• Texte du document:
=-=-=-=-=
A propos de l'appel dans le dossier Fofana (mise à jour)
Par Michel Huyette
nb : ce texte mis en ligne le 13 juillet a été mis à jour le 15 juillet puis le 17 juillet
nb : ce texte mis en ligne le 13 juillet a été mis à jour le 15 juillet puis le 17 juillet
Il vient de se jouer autour de ce procès hautement médiatique un scénario en 3 temps : la cour d'assises a rendu son verdict, la famille de la victime et des associations juives ont publiquement contesté les sanctions (à part bien sûr la peine maximale prononcée contre Monsieur Fofana), et la ministre de la justice a indiqué avoir demandé au ministère public de faire appel contre "les sanctions inférieures aux réquisitions de l'avocat général".
Cela appelle quelques commentaires.
=-=-=-=-=
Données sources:
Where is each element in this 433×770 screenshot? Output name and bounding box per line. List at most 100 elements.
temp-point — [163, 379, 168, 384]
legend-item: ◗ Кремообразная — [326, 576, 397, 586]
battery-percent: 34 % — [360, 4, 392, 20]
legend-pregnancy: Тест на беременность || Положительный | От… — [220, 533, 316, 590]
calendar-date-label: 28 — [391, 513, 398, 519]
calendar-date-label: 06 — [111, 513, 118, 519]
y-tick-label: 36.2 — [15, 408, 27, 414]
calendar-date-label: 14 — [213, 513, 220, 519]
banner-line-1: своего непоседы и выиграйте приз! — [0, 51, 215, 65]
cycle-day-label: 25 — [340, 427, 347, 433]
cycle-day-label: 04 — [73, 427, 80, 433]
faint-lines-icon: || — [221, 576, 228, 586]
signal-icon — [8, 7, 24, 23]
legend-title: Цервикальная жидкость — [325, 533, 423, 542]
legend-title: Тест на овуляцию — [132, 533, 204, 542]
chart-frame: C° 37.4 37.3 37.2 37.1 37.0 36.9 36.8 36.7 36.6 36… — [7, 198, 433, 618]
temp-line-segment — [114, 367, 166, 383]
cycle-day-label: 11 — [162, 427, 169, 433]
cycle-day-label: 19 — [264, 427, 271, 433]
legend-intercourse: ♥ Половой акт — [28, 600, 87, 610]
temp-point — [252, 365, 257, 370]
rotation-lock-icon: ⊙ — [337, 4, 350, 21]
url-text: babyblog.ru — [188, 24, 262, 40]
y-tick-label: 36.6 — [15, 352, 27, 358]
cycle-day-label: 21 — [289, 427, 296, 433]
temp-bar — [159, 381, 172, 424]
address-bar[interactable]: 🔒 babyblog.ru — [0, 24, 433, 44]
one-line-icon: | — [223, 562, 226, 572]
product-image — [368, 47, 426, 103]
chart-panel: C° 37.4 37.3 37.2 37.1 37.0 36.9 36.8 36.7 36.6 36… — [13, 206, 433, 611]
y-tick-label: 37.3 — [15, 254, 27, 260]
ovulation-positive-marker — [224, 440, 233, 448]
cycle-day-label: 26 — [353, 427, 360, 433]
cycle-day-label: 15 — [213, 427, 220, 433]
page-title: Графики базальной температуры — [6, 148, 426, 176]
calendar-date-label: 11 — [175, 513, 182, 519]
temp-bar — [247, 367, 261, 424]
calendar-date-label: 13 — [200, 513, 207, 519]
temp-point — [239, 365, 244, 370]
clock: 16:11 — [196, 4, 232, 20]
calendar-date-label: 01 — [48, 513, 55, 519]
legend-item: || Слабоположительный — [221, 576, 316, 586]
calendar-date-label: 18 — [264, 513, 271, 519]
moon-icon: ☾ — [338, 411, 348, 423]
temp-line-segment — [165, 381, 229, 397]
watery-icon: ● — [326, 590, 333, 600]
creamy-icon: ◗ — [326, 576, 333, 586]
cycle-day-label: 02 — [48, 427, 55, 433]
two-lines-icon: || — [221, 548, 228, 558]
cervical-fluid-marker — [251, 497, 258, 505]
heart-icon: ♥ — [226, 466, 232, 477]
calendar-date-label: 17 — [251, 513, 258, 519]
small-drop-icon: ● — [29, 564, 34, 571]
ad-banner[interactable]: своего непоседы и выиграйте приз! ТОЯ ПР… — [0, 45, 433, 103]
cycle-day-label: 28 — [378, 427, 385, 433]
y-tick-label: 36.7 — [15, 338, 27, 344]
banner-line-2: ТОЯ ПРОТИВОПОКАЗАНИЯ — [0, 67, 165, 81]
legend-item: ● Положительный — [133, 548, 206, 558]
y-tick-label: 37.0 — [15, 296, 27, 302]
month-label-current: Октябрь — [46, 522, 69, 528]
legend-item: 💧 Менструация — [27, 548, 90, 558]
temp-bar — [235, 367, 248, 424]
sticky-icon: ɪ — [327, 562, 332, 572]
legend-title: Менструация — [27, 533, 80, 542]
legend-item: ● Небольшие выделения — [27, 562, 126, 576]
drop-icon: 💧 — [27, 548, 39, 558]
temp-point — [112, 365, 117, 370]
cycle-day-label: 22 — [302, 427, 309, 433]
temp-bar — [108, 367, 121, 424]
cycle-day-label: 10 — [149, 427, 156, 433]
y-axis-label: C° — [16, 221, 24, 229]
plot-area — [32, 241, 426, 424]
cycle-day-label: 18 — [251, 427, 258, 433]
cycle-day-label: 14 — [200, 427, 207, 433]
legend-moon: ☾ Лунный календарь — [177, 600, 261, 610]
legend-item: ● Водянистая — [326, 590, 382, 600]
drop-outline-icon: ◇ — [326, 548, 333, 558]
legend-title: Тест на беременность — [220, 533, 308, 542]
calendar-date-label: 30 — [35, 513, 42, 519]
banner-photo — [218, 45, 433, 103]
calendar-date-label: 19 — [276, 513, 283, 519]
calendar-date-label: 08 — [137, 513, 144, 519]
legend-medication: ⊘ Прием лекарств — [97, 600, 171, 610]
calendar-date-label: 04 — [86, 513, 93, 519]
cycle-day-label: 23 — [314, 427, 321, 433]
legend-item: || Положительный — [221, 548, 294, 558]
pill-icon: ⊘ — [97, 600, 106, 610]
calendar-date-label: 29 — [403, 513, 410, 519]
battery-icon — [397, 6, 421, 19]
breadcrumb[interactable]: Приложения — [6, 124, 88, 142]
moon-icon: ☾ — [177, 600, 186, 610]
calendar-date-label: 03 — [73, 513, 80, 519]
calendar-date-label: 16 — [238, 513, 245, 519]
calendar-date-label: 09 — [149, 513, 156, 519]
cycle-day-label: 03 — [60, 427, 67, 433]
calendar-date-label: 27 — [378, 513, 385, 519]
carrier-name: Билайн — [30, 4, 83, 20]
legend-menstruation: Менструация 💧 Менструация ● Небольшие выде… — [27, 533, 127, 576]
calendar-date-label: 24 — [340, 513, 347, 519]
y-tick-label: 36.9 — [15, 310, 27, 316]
=-=-=-=-=
• Consigne A: Dans le texte sur l'appel dans le dossier Fofana, reproduisez le passage commençant à "A propos de" et se terminant à "appelle quelques commentaires.", en substituant "arrêt" à "verdict".
• Consigne B: Présentez sous forme de liste le paragraphe du texte sur l'appel dans le dossier Fofana qui débute par "Il vient de se jouer", en conservant ses faits essentiels.

• Réponse A:
A propos de l'appel dans le dossier Fofana (mise à jour)
Par Michel Huyette
nb : ce texte mis en ligne le 13 juillet a été mis à jour le 15 juillet puis le 17 juillet
nb : ce texte mis en ligne le 13 juillet a été mis à jour le 15 juillet puis le 17 juillet
Il vient de se jouer autour de ce procès hautement médiatique un scénario en 3 temps : la cour d'assises a rendu son arrêt, la famille de la victime et des associations juives ont publiquement contesté les sanctions (à part bien sûr la peine maximale prononcée contre Monsieur Fofana), et la ministre de la justice a indiqué avoir demandé au ministère public de faire appel contre "les sanctions inférieures aux réquisitions de l'avocat général".
Cela appelle quelques commentaires.

• Réponse B:
Ce procès très médiatisé a donné lieu à un scénario en trois temps :
- la cour d'assises a rendu son verdict ;
- la famille de la victime et des associations juives ont publiquement contesté les sanctions, hormis la peine maximale prononcée contre Monsieur Fofana ;
- la ministre de la justice a demandé au ministère public de faire appel contre les sanctions inférieures aux réquisitions de l'avocat général.